So this is the cultural component, and so you can see that many transformation efforts fail, not because people can't learn, we're wired to learn, we can learn. But because one or more of these things be in the BVAC model is missing. So B, the first letter there starts with belief.

These are two ways. It's not just employee believing, it's also employee and employer. So do people believe there's a future for them at this time?

If employees don't believe they can grow or stay relevant, learning becomes performative, and candidly re-skilling them won't work. Do the company's leaders believe in their workforce? Skills transformation starts with psychological safety and confidence, not content and not technology.

Leaders underestimate how much uncertainty kills learning momentum, especially during an era of change as significant as this one is. Now B is for visibility. Do people have visibility into what skills matter?

Can they connect those skills that matter to their aspirations of what they want to become? And do they even know? Do they have visibility into the roles or opportunities within the company?

And don't take that for granted. You'd be surprised, especially in larger companies. Most employees are navigating in the dark.

They don't know which skills are becoming critical or obsolete. So visibility means clarity on critical roles, emerging skills and pathways, not just job titles. Again, hiring managers inside the company also have visibility into the workforce's capabilities.

And do they understand their skills or have visibility to their skills so they can place them into new roles? And then the A is for access. Can people actually build the skills that matter?

Access isn't just about just having content, it's having relevant, timely, role-connected learning. Learning has to fit into work alongside it. If access requires navigating new systems, or learning on nights and weekends, it's not real access.

Do employees and leaders have access to the systems that will send the signals of capability? And then the C, obvious, is for connection. Can people connect skills to opportunity inside your company?

This is where most organizations break down candidly. Skills without opportunity creates a workforce trough of despair. Connection means linking skills to projects, roles, career movement, and real work.

It also means connecting to the internal community that can help move you into new roles and leaders being able to connect to talent. I mean, skills only matter if they lead somewhere, right? So be VAC.

That's how I explain the future of work to executives. Belief creates trust and momentum. Visibility creates focus.

[Excerpted records]

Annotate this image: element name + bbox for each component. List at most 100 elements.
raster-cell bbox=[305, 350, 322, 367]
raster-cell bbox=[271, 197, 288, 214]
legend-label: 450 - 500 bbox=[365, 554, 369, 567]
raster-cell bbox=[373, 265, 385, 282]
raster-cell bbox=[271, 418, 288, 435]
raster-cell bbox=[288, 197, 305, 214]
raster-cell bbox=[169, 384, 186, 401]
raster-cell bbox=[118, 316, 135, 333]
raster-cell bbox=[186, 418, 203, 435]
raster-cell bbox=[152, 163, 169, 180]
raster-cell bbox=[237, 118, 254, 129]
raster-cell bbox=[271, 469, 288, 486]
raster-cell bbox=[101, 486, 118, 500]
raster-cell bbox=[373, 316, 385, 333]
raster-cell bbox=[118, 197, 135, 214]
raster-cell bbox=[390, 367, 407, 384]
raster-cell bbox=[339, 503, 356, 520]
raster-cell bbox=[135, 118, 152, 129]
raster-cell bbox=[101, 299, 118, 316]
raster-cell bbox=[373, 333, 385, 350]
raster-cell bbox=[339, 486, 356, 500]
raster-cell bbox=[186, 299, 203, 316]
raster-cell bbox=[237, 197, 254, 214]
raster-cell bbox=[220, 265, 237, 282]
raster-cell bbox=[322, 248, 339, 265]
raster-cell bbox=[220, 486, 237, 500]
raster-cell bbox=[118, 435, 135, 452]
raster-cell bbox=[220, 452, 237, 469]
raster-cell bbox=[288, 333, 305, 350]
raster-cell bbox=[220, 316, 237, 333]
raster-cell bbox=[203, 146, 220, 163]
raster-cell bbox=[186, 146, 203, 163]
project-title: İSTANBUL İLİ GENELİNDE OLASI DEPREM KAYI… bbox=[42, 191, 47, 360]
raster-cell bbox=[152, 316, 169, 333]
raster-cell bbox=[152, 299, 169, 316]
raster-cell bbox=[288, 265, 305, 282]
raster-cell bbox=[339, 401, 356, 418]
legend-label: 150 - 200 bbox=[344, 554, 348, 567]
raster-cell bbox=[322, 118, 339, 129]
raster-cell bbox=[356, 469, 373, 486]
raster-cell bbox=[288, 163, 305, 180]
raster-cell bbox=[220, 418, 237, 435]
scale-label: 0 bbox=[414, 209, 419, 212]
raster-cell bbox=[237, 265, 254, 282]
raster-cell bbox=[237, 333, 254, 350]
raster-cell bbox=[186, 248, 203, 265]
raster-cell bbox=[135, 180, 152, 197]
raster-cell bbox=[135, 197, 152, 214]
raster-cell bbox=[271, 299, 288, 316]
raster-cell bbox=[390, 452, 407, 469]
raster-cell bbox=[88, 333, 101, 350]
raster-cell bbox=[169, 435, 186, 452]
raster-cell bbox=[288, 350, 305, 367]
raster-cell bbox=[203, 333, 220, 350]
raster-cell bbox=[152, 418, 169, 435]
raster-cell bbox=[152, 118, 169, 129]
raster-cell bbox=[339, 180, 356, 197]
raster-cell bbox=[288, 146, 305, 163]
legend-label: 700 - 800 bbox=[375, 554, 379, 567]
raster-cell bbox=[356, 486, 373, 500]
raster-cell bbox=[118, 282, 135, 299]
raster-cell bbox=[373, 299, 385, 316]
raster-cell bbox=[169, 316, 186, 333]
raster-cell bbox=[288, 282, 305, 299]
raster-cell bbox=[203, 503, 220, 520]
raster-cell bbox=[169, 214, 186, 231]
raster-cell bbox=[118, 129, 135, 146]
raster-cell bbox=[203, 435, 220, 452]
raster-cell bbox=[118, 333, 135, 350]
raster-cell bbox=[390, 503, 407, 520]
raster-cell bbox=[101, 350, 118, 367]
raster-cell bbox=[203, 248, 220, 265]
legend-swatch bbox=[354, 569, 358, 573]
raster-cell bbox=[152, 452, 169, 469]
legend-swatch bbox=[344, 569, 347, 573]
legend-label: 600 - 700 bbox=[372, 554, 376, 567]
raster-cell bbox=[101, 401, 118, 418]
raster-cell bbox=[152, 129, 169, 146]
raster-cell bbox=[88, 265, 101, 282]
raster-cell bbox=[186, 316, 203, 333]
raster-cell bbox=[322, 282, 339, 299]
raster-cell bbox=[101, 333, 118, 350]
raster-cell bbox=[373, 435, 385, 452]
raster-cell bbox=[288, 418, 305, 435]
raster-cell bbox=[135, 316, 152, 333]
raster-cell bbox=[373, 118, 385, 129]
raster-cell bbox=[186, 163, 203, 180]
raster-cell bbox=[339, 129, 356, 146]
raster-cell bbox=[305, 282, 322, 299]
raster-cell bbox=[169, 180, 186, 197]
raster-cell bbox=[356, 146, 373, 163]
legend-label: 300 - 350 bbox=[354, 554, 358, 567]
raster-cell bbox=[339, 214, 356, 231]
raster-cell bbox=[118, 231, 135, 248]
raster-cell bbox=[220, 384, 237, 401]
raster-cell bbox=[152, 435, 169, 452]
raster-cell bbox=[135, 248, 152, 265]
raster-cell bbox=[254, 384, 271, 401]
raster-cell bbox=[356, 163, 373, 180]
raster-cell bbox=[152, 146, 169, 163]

[Problems and tasks]
[1] Name each component of the BVAC model as given in the talk on workforce skills transformation.
[2] Please resume the talk on workforce skills transformation right after its final sentence.
The data after the talk is separate material.

[Exercise responses]
[1] Belief, visibility, access, and connection.

[2]
Access enables action. And connection turns learning into business value. If any one of those is missing, then skills volatility turns it to risk instead of advantage.

How does a CLO approach the skills volatility agenda with the C-suite and get this message across to implement solutions across the organization?

One mistake we in L&D and learning, HR in general, that we make often, is that, especially in L&D, is we lead with learning. And what we have to start doing is opening the aperture a bit wider and starting with business risk and business opportunity. So this is what I often say CLOs need capability in three areas.

First, they need deep business acumen. The learning organization needs to know how the work actually gets done. Second, the CLO needs deep technology acumen.

This really is every company is now a technology company, right? So we need that as well in learning. And then the third, I would say, is the CLO needs deep learning acumen.

That's kind of what's in our title, right? We need thoughtful and deep understanding of how humans learn. Now with the C-suite, I frame skills volatility around three questions.

Which roles matter most to our strategy in the organization? You need to identify what I call enterprise critical roles, which ones matter, because that's where you focus first. And then how fast are the skills in those roles changing?

And then what happens if we're wrong or linked? Right? Because again, going back to that whole idea of competitive advantage, right?”

This isn't about boiling the ocean. So remember, I said enterprise critical roles. Let's start with a few of those, ECRs, for the company, not the whole workforce.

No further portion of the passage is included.